#### [Task]
Give only the number of lines in the listing below where the string "order" occurs.

-- Start of Data for this task --

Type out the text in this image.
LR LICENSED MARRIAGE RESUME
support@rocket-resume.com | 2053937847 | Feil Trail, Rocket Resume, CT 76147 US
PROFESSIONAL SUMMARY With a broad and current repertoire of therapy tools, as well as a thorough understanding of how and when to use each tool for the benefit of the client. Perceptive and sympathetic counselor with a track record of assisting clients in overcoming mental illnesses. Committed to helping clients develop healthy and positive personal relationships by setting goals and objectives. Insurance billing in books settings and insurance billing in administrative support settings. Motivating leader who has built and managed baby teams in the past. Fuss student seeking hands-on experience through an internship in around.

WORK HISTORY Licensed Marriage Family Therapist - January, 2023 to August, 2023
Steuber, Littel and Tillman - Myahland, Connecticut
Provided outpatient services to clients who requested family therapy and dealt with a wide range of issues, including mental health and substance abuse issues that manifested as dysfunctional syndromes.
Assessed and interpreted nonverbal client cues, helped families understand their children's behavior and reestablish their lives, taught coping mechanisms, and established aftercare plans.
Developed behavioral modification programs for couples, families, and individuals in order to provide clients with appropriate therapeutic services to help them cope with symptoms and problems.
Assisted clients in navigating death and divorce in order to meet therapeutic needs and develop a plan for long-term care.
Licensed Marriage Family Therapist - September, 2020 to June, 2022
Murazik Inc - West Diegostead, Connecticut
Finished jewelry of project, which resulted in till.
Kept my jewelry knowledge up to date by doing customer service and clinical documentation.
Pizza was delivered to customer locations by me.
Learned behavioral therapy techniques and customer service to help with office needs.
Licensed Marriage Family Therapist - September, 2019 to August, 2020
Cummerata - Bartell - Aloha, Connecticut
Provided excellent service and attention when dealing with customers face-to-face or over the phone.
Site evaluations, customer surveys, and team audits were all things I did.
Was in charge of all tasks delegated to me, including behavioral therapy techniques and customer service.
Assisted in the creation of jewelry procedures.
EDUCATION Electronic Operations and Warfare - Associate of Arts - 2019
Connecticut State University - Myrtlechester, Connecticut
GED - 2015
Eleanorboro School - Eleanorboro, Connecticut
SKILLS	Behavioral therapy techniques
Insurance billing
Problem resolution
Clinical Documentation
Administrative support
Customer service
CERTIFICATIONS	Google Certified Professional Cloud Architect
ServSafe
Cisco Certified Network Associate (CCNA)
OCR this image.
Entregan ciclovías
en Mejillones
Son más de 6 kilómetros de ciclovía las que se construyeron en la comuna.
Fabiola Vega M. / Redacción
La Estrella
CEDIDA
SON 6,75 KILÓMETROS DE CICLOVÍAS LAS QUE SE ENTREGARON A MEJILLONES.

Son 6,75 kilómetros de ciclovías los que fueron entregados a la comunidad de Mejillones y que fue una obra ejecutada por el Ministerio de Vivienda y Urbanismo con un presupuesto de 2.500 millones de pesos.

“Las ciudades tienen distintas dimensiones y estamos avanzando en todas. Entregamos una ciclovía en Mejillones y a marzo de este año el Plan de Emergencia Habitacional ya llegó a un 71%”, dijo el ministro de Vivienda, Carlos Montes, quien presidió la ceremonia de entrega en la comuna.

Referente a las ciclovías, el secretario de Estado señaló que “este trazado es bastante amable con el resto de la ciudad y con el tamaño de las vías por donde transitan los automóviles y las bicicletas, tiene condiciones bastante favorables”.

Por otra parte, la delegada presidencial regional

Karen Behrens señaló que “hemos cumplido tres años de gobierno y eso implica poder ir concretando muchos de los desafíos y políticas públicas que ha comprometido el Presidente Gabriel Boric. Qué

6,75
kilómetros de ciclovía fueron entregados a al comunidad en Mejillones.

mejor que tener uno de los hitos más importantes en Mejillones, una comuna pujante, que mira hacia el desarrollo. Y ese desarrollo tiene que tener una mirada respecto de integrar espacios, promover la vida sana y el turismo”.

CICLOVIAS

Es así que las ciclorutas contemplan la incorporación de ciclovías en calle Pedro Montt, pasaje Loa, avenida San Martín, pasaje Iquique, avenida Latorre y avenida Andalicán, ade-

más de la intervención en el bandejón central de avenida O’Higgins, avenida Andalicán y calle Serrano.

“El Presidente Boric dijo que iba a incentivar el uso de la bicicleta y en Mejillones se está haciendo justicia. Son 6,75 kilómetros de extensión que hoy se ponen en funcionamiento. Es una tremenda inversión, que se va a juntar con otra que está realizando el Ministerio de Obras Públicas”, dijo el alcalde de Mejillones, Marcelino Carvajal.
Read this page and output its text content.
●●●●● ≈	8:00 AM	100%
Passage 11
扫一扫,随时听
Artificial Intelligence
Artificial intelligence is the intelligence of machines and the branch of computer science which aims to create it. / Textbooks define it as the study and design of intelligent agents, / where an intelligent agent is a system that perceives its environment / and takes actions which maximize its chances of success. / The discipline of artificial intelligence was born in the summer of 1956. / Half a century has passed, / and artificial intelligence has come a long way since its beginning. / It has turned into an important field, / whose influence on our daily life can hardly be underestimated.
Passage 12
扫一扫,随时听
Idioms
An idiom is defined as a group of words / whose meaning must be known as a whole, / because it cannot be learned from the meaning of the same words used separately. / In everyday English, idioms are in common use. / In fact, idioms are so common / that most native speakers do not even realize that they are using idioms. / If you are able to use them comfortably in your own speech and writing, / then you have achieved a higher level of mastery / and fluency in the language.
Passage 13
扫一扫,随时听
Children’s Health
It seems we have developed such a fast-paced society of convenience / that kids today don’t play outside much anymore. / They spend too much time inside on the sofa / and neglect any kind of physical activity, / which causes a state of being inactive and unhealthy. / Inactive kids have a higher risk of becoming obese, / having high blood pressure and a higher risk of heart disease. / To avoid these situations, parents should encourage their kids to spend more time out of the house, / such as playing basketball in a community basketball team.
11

-- End of Data for this task --

#### [Result for this task]
2